=== SOURCE EXTRACT ===

-*-*-

Technology provides the basis for many new discoveries related to space and the universe. Visual, radio and x-ray telescopes collect information from across the entire electromagnetic spectrum; computers are used to manage data and complicated computations; space probes send back data and materials from remote parts of the solar system; and accelerators provide subatomic particle energies that simulate conditions in the stars and in the early history of the universe before stars formed.
Galaxy formation
A galaxy is a group of billions of individual stars, star systems, star clusters, dust and gas bound together by gravity. There are billions of galaxies in the universe, and they are classified by size and shape. The Milky Way is a spiral galaxy. It has more than 100 billion stars and a diameter of more than 100,000 light years. At the center of the Milky Way is a bulge of stars, from which are spiral arms of gas, dust and most of the young stars. The solar system is part of the Milky Way
galaxy.

-*-*-

=== DIRECTION ===
Write the next part of the passage on space technology and galaxy formation, starting after its final sentence.

Element position data:
-*-*-

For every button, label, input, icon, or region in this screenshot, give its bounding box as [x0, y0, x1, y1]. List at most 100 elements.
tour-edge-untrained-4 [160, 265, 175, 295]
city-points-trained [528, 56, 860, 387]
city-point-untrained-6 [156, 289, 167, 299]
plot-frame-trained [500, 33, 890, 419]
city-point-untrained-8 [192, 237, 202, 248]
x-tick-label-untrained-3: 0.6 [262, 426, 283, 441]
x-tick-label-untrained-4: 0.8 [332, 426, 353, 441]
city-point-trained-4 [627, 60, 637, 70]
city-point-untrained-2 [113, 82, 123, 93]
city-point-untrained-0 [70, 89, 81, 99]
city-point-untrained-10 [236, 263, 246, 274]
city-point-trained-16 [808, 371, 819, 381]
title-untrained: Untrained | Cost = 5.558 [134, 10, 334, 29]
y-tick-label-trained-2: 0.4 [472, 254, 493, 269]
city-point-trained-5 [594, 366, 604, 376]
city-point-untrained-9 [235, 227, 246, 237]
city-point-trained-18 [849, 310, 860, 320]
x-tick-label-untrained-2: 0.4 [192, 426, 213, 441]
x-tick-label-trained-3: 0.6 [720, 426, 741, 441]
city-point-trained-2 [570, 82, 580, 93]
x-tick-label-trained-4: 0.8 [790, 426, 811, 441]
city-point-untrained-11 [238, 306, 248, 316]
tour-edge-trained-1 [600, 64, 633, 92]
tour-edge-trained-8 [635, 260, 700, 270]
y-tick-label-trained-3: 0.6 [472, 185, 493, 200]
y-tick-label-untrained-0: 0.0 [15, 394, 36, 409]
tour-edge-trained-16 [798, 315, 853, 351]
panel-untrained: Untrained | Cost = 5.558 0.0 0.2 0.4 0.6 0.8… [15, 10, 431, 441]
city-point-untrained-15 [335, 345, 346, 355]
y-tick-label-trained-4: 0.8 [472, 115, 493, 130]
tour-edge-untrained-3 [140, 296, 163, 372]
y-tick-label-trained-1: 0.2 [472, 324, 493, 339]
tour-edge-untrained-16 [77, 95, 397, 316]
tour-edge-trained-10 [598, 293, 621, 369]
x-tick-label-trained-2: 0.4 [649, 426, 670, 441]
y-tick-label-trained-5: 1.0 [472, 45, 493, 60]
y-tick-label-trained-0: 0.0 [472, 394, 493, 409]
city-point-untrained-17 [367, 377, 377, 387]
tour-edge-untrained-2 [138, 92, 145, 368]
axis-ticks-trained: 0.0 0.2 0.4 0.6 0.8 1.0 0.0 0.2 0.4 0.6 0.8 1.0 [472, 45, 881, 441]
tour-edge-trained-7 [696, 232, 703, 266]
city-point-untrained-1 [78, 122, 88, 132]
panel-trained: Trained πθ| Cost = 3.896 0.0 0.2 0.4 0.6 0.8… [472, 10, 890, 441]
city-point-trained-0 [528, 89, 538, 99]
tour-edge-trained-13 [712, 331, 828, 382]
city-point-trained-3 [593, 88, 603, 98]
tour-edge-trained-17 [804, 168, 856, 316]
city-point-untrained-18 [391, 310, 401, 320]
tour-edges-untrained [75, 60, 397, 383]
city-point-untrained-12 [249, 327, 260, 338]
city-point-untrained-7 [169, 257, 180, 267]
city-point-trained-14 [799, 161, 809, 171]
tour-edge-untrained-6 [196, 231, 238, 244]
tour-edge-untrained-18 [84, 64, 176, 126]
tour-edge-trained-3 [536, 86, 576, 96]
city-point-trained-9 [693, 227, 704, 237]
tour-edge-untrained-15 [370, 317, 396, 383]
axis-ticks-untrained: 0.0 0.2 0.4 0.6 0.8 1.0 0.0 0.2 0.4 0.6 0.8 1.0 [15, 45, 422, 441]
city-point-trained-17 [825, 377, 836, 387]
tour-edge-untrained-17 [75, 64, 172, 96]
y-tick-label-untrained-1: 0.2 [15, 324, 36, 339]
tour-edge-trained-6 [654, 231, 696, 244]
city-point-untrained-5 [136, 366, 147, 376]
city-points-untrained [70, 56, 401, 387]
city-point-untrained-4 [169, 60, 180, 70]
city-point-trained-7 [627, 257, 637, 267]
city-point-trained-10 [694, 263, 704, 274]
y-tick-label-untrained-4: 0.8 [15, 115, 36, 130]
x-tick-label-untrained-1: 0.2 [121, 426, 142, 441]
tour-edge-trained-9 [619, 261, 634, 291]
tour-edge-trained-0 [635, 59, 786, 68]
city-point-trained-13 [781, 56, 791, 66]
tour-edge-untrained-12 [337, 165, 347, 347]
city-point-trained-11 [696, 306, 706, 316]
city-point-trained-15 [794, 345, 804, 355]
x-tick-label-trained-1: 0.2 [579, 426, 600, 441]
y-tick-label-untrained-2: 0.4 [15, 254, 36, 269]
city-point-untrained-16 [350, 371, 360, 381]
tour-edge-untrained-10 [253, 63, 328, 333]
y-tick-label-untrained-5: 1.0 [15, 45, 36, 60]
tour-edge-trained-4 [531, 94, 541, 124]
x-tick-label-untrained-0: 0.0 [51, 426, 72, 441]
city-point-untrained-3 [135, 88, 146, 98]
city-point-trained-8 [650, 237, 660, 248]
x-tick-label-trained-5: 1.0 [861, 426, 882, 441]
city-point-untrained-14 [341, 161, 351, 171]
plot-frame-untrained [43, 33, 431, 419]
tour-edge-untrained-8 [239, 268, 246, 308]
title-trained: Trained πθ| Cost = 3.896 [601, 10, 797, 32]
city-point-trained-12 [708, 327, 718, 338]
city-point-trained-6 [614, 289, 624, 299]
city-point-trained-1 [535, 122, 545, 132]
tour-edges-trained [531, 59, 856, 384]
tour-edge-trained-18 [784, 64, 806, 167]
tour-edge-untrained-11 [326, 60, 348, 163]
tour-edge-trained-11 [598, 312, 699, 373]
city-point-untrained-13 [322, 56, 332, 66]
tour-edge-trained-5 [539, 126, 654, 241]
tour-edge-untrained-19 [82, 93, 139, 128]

-*-*-

=== TASK RESULT ===
Hubble’s law states that galaxies that are farther away have a greater red shift, so the speed at which a galaxy is moving away is proportional to its distance from the Earth. Red shift is a phenomenon due to Doppler shifting, so the shift of light from a galaxy to the red end of the spectrum indicates that the galaxy and the observer are moving farther away from one another. Doppler shifting also is found in the Energy and Waves section of this course.
Stars
Early in the formation of the universe, stars coalesced out of clouds of hydrogen and helium and clumped together by gravitational attraction into galaxies. When heated to a sufficiently high temperature by gravitational attraction, stars begin nuclear reactions, which convert matter to energy and fuse the lighter elements into heavier ones. These and other fusion processes in stars
have led to the formation of all the other elements. (NAEP 2009). All of the elements, except for
hydrogen and helium, originated from the nuclear fusion reactions of stars (College Board
Standards for College Success, 2009).
Stars are classified by their color, size, luminosity and mass. A Hertzprung-Russell diagram must be used to estimate the sizes of stars and predict how stars will evolve. Most stars fall on the main sequence of the H-R diagram, a diagonal band running from the bright hot stars on the upper left to the dim cool stars on the lower right.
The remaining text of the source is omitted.